Start of RECORDS TO USE

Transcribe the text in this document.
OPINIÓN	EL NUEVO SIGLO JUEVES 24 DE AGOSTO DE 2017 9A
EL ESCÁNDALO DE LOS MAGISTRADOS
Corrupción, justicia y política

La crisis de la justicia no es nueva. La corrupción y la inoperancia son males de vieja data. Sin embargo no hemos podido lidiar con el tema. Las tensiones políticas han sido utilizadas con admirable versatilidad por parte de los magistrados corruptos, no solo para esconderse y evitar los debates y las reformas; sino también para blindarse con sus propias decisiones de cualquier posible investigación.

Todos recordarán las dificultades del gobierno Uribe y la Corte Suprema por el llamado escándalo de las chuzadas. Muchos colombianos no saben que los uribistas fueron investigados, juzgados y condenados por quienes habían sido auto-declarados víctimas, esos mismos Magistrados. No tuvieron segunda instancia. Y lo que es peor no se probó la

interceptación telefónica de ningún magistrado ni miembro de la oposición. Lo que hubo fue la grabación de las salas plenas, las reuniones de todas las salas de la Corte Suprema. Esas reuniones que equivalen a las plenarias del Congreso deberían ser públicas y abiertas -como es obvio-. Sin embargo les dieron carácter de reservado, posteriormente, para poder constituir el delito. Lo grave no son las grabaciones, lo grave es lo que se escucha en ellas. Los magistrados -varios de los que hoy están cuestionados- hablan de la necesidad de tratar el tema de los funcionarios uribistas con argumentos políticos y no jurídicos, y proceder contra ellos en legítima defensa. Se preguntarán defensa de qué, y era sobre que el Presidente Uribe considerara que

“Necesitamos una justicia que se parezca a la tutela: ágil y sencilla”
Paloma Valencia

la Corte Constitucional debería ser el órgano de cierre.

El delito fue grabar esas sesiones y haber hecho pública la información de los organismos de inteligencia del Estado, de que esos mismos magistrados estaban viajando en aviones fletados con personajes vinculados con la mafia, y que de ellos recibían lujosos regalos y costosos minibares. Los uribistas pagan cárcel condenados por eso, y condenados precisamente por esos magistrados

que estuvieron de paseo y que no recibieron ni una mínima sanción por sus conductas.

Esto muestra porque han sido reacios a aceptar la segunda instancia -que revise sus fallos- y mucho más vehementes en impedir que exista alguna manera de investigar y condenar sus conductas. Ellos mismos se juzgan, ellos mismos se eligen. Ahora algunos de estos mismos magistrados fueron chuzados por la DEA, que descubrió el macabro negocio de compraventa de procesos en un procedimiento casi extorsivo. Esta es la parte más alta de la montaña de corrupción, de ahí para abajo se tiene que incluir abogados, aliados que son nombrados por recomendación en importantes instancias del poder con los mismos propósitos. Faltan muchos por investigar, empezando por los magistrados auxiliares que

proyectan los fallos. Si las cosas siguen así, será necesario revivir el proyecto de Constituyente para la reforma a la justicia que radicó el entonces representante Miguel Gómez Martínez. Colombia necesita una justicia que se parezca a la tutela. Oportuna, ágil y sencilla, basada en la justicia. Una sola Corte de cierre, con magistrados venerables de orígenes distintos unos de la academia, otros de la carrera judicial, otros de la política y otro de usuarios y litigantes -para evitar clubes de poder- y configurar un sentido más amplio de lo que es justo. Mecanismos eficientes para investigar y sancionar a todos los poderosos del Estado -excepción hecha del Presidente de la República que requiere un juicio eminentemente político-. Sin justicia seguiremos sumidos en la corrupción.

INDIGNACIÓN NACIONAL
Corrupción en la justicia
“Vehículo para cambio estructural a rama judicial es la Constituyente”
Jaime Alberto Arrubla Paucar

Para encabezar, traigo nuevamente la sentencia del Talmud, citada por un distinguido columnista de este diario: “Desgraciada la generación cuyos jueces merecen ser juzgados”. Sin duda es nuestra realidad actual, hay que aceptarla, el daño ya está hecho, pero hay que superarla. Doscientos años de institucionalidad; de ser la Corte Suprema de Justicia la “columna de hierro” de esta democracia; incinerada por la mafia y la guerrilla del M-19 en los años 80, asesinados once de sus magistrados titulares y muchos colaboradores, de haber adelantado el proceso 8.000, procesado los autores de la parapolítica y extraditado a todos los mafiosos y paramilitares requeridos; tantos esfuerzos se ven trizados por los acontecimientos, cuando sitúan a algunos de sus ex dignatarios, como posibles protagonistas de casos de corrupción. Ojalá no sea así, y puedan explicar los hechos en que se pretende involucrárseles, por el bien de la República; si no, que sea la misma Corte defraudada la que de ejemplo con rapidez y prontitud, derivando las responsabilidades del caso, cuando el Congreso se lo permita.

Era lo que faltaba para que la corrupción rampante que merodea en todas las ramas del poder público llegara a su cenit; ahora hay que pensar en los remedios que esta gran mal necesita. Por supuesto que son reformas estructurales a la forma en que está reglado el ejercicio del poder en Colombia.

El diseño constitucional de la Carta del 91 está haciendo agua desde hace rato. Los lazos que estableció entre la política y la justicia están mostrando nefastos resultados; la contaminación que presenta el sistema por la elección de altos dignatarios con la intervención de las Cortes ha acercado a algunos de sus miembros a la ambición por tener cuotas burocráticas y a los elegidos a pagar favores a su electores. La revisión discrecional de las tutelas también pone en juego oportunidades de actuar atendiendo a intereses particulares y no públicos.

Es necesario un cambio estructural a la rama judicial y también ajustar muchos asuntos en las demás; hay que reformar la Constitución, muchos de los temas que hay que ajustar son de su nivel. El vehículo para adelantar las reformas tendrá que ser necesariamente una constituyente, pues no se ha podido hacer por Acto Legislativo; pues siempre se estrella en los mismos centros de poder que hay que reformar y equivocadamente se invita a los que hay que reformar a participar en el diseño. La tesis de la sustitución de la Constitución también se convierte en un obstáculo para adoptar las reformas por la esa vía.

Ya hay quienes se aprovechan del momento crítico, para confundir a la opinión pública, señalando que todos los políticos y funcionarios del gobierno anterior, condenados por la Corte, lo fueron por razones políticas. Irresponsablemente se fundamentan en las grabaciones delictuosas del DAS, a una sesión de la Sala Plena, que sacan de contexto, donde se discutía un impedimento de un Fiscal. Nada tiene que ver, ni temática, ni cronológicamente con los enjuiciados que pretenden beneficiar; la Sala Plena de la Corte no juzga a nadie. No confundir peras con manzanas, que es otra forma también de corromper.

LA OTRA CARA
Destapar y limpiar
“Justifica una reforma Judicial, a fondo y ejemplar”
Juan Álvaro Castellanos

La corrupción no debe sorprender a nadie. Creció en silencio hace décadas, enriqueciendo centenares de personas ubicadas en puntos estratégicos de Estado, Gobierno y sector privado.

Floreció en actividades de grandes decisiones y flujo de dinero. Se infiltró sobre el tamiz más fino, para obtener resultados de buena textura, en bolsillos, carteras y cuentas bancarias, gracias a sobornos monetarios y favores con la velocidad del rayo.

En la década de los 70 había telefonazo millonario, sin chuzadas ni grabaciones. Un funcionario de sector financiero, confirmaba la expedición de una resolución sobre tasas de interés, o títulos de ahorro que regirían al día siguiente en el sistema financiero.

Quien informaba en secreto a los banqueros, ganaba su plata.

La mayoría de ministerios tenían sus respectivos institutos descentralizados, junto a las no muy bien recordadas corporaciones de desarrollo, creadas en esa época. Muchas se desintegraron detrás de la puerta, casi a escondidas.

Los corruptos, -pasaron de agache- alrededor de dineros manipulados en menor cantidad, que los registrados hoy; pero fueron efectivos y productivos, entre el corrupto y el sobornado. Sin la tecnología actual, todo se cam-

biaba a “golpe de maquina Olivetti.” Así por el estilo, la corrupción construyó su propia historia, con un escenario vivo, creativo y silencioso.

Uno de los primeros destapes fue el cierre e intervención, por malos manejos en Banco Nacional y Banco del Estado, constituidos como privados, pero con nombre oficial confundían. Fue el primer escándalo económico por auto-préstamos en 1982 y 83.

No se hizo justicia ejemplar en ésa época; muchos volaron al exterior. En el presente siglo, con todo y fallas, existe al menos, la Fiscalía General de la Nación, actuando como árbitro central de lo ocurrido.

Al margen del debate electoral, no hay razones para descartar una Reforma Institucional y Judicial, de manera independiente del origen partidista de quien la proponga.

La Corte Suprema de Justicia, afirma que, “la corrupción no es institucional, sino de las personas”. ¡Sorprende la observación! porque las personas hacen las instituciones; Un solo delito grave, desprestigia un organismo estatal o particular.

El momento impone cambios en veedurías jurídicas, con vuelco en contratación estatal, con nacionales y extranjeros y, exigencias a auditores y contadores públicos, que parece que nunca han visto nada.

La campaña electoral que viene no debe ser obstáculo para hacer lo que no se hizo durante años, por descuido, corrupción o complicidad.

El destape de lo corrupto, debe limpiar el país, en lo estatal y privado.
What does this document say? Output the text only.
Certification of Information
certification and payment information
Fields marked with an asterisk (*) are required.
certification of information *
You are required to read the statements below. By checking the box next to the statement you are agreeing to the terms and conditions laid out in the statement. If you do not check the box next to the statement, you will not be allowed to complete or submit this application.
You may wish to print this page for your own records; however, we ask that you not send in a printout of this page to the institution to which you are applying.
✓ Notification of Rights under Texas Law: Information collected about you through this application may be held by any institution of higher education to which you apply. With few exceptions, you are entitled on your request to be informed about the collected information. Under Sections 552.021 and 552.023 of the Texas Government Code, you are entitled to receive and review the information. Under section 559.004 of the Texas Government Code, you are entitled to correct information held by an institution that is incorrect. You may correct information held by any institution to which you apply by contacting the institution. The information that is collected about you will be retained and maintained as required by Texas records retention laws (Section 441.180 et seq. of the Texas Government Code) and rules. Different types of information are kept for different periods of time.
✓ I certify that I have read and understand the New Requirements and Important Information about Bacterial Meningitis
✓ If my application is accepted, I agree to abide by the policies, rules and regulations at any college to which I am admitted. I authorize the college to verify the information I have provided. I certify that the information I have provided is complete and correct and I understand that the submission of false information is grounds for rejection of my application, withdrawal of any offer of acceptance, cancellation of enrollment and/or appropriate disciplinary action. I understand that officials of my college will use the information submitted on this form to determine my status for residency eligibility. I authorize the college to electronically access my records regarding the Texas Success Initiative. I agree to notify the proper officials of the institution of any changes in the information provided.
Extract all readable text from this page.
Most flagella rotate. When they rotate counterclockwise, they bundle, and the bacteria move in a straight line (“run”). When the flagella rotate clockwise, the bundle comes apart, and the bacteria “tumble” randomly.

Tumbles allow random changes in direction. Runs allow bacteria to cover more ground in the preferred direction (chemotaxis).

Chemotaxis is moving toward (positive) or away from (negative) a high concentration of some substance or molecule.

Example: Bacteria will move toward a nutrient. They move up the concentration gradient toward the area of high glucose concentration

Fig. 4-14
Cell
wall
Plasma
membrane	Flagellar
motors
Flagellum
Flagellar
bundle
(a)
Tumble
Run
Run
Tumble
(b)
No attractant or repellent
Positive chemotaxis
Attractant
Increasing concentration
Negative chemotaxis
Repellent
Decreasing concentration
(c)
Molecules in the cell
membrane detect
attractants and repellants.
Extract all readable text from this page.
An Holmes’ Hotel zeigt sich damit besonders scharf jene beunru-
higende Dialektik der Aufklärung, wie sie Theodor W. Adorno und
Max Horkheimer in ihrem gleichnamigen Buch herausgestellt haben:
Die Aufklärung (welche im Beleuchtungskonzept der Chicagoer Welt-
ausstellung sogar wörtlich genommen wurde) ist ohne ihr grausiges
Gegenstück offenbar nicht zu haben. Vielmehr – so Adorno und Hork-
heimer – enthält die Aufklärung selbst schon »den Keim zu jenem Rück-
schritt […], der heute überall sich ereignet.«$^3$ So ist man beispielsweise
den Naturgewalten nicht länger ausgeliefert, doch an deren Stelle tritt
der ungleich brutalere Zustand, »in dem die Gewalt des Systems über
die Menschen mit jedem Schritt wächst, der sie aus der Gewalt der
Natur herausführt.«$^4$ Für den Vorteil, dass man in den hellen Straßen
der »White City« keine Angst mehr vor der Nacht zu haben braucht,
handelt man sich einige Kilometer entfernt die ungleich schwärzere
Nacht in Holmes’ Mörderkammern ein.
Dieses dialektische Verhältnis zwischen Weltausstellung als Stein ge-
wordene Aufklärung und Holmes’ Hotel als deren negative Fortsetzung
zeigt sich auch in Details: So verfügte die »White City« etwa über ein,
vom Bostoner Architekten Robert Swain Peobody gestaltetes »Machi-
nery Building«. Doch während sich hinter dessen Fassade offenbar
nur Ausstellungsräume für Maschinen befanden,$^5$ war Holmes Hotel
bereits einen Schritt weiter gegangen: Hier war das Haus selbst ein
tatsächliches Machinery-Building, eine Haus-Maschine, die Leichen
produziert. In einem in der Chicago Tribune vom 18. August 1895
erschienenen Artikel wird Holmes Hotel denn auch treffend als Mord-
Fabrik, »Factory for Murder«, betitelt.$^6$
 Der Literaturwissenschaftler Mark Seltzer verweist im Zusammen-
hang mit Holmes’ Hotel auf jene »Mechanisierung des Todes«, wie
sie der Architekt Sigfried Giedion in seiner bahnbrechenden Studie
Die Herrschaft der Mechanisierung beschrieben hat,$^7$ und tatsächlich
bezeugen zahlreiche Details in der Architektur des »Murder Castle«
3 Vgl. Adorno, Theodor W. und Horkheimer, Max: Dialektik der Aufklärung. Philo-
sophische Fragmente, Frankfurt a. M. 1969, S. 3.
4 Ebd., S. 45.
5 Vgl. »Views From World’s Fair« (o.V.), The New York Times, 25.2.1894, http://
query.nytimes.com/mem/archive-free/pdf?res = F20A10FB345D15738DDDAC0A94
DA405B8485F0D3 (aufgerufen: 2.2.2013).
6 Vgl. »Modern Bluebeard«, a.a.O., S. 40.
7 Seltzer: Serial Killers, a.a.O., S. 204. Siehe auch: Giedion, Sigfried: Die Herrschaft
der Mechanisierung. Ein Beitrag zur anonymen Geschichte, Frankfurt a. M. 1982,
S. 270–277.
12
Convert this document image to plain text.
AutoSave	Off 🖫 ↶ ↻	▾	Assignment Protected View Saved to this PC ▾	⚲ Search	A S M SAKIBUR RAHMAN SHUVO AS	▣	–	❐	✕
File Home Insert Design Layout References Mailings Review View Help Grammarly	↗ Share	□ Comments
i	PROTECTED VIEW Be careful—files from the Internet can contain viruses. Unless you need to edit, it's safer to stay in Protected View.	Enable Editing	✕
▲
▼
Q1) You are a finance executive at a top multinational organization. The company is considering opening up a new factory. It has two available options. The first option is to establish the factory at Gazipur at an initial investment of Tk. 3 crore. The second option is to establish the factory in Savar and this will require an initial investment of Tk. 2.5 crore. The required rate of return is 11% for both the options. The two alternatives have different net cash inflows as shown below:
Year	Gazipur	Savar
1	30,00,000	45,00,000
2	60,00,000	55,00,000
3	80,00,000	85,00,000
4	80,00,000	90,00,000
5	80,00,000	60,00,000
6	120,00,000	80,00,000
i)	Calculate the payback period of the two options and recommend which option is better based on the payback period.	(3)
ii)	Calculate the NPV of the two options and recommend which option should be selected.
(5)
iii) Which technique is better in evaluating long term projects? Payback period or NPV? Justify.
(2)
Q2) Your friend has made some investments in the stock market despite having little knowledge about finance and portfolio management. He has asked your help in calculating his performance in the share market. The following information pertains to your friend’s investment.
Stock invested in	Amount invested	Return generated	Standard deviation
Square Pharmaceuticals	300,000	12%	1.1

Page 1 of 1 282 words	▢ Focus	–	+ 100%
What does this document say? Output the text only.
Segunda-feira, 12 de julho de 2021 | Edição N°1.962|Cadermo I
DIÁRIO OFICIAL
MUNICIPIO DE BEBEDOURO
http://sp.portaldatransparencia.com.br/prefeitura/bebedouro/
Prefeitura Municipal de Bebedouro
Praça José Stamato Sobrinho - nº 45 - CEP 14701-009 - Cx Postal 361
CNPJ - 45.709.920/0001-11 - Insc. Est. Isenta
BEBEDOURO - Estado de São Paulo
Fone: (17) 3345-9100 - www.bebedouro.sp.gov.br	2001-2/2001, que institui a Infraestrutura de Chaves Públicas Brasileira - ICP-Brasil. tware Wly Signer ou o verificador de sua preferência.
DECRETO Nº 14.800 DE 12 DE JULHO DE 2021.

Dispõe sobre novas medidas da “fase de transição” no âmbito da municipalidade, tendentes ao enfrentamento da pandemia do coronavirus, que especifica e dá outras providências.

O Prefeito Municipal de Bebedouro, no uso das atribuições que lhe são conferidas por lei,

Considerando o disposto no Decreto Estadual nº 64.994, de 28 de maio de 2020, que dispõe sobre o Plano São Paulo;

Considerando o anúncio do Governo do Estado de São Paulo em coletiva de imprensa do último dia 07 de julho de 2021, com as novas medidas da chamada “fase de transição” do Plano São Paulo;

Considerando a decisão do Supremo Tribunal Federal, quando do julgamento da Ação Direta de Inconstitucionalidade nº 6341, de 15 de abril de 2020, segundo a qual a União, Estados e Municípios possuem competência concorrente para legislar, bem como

End of RECORDS TO USE

● **TASK BRIEF**: Determine how many lines of the listing include the word "Frankfurt" and report nothing but the number.

● **YOUR RESPONSE**: 2